EXERCISE INSTRUCTIONS. Take each line containing the word "machinery" and copy it.

(Rows from a dataset)

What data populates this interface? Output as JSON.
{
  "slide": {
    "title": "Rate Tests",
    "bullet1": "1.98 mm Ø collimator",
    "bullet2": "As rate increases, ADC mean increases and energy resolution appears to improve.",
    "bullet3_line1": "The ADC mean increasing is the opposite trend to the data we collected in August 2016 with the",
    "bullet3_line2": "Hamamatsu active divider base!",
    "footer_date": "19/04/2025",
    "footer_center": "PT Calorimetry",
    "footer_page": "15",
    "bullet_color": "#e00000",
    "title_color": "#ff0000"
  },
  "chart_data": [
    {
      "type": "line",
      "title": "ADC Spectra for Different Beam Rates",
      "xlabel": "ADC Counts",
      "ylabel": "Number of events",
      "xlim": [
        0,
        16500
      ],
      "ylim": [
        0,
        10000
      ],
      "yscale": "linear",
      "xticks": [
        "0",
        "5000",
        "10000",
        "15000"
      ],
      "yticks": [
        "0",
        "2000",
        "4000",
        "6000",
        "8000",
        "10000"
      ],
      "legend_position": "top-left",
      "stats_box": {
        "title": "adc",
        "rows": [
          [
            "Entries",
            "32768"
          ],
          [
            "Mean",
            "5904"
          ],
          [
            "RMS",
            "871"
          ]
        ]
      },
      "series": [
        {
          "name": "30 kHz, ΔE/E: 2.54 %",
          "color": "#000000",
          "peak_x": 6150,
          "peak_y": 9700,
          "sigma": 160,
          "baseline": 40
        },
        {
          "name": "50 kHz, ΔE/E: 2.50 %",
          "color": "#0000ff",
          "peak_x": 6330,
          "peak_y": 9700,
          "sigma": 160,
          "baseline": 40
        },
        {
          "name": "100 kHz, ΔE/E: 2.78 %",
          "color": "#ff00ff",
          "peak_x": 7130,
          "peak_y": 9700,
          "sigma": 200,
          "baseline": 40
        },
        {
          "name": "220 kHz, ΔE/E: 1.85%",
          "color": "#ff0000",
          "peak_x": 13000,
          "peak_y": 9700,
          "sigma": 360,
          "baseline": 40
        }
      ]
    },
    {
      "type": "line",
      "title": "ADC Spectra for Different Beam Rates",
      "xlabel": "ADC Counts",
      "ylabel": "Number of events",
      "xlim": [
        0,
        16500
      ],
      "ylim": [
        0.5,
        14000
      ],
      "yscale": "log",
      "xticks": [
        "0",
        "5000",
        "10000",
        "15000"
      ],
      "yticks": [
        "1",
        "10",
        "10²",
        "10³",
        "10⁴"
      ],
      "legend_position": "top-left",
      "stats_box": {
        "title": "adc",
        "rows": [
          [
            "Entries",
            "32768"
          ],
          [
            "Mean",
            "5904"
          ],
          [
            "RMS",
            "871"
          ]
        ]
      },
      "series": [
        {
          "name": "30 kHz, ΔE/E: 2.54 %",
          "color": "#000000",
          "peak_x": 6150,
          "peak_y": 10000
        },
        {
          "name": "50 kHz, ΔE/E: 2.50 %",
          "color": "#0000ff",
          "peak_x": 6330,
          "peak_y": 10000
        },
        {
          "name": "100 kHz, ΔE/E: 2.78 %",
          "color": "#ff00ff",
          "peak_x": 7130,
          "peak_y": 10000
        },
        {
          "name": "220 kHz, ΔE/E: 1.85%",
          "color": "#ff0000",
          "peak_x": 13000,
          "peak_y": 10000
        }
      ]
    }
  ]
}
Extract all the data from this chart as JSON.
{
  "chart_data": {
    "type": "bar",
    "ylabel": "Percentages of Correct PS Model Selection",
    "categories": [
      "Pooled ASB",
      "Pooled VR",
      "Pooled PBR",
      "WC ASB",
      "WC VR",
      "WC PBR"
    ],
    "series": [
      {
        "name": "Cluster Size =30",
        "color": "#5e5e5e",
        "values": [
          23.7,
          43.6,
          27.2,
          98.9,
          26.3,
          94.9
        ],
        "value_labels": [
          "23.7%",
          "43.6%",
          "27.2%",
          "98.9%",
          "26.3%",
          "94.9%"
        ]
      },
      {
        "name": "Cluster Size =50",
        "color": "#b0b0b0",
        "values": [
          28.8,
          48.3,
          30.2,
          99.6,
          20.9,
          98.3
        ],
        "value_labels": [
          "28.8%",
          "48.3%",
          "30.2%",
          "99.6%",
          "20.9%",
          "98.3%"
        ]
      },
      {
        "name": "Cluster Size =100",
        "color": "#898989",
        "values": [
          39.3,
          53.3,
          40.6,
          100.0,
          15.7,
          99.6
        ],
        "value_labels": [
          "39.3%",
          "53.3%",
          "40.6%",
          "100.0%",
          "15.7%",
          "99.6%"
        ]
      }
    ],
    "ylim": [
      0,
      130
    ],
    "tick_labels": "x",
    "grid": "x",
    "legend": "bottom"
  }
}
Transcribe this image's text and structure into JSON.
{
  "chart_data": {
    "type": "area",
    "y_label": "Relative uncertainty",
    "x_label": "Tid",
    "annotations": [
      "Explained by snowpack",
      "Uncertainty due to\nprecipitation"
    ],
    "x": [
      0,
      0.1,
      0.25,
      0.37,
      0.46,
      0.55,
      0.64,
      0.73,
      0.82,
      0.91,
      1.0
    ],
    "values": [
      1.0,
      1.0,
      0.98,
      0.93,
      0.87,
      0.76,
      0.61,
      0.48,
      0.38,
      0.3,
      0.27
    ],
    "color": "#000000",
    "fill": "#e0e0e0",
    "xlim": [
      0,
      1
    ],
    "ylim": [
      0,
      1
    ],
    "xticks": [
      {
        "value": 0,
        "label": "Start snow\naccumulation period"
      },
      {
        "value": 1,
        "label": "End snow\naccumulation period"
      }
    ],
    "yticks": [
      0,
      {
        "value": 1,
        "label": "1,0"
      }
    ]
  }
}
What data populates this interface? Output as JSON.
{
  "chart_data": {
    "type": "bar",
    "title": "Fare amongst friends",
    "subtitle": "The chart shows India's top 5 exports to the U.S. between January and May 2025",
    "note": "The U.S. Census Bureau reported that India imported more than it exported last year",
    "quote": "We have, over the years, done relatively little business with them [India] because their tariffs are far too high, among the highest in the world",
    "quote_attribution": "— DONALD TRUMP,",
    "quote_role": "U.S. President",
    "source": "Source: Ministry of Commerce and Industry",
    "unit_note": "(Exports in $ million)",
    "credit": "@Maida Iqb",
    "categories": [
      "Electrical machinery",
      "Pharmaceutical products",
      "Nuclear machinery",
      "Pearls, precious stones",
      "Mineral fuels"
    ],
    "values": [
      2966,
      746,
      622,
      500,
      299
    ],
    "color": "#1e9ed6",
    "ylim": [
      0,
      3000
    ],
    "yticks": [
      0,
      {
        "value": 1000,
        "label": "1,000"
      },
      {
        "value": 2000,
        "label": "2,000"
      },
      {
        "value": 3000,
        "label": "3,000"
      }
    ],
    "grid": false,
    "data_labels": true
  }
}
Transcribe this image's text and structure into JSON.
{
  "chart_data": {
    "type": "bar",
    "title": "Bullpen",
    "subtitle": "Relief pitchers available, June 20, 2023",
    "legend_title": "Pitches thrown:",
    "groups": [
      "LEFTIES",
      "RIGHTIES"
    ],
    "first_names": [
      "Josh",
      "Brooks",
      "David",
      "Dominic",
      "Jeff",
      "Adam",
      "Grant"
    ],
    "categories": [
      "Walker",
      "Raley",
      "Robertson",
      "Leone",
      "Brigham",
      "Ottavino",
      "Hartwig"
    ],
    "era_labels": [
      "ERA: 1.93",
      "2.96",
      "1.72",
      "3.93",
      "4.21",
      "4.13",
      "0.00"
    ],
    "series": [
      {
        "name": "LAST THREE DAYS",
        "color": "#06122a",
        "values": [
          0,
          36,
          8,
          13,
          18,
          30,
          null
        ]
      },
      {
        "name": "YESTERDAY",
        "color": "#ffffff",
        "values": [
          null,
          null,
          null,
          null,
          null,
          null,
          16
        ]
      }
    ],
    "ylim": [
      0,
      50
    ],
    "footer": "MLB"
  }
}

EXPECTED ANSWER.
      "Electrical machinery",
      "Nuclear machinery",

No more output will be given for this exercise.